From the records below, copy each line that has the word "data" in it.

┌──

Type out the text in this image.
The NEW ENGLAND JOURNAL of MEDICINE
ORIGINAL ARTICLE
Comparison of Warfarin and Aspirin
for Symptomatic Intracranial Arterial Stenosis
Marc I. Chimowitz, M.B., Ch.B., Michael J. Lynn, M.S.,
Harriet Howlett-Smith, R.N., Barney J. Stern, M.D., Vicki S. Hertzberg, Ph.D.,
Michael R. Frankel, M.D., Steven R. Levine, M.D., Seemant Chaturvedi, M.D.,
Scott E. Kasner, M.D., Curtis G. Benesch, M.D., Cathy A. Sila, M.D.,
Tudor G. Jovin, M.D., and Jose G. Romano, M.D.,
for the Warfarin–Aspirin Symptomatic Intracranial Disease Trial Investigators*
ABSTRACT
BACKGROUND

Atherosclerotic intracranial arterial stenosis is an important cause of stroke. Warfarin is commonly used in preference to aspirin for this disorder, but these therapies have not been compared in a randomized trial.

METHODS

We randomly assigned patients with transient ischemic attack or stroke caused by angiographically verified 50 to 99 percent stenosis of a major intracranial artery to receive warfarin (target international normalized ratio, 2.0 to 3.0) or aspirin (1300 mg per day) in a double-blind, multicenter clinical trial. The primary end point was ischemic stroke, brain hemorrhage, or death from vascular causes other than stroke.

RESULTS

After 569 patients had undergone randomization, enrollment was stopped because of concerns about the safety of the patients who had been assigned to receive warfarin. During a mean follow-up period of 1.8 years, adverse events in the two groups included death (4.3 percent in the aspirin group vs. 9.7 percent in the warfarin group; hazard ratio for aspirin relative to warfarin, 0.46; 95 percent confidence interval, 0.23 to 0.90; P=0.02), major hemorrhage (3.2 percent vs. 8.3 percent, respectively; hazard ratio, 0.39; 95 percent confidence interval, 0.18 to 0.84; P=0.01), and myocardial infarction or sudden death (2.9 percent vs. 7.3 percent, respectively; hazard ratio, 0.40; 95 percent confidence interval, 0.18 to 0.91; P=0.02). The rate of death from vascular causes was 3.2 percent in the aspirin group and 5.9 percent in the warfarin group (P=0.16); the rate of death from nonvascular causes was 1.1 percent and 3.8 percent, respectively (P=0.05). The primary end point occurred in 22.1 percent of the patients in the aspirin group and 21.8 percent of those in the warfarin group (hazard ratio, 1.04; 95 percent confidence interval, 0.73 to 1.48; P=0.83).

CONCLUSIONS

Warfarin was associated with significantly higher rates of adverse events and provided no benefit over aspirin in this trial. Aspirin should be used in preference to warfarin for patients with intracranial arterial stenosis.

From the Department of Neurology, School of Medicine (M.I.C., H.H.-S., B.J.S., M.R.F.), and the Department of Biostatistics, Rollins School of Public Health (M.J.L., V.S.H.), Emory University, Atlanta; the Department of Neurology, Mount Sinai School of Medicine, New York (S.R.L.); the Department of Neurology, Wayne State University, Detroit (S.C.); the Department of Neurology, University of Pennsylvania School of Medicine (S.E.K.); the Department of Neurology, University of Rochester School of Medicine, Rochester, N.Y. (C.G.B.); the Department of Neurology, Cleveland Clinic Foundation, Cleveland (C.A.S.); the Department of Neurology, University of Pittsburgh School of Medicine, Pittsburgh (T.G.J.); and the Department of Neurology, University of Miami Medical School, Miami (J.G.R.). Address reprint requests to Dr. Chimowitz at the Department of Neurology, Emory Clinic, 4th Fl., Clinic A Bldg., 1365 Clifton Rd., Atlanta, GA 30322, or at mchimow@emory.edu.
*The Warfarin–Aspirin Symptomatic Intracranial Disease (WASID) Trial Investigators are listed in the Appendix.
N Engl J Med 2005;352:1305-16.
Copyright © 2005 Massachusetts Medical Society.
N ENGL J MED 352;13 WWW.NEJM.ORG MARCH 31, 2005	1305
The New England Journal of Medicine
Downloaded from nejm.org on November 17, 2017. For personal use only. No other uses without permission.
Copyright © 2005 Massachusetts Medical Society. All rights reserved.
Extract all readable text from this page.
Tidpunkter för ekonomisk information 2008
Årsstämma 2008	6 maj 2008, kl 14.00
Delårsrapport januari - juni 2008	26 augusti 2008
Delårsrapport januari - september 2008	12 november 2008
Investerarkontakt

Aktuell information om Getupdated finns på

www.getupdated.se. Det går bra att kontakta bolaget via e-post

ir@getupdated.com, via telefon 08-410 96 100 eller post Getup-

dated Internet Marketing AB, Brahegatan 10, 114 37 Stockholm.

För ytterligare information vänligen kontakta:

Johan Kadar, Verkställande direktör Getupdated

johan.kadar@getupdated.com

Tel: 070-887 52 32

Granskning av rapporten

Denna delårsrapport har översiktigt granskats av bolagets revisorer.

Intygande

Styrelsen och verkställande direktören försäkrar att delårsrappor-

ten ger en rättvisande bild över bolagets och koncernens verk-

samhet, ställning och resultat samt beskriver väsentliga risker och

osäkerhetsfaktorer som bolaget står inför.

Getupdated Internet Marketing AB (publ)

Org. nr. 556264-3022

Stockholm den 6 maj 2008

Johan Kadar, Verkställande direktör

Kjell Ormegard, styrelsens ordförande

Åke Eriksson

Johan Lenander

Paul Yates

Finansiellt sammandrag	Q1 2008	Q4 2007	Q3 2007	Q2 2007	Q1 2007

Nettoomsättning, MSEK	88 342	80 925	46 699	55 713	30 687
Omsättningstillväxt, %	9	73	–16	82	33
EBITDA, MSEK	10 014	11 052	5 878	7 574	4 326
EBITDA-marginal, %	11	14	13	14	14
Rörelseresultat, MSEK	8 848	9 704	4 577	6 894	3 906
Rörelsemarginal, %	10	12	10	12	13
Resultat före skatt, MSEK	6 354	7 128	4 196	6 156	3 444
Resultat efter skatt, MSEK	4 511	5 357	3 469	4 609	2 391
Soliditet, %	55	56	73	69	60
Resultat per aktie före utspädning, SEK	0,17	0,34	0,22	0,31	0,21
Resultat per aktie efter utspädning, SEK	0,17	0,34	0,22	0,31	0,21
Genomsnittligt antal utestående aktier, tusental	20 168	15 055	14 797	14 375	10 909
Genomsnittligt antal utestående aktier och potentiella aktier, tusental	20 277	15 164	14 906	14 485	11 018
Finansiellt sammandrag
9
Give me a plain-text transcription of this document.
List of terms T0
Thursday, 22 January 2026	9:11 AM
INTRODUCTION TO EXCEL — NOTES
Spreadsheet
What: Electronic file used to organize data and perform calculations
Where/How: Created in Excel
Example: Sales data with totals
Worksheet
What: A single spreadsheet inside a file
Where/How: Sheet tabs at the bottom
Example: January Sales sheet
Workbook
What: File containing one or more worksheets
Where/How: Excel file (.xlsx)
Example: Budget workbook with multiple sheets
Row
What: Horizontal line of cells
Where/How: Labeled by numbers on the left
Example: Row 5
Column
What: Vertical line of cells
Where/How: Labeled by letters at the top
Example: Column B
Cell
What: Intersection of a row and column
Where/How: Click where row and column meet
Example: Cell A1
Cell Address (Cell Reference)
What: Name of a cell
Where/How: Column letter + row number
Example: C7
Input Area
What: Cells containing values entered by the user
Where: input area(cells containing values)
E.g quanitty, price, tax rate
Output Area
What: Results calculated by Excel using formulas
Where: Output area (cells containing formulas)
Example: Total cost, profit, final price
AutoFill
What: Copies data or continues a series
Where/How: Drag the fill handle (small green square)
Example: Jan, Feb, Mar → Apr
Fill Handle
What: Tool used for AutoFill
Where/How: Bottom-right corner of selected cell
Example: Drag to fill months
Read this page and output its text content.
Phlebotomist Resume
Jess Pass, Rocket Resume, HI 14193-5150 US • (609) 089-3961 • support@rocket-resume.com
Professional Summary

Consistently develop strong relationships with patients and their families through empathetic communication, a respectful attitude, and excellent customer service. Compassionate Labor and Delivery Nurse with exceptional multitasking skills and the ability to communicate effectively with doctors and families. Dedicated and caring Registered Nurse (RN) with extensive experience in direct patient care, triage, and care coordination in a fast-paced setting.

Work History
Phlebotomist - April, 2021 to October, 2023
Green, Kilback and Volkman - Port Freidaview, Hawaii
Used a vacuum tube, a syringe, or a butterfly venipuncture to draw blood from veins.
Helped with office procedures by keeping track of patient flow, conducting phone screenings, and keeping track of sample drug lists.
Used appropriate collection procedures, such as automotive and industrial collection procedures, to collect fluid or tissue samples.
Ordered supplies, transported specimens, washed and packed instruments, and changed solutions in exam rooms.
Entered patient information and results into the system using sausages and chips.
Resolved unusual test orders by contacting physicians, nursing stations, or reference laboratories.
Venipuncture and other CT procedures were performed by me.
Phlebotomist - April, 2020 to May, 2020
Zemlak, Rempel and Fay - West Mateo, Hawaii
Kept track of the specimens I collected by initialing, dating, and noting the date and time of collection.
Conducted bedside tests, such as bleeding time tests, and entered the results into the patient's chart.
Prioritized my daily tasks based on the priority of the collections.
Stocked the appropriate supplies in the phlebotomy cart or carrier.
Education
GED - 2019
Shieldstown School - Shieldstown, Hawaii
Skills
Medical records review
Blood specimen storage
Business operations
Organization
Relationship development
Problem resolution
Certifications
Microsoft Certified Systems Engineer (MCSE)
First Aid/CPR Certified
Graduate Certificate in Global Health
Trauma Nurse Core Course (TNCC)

└──

• **Result of the exercise**:
What: Electronic file used to organize data and perform calculations
Example: Sales data with totals
What: Copies data or continues a series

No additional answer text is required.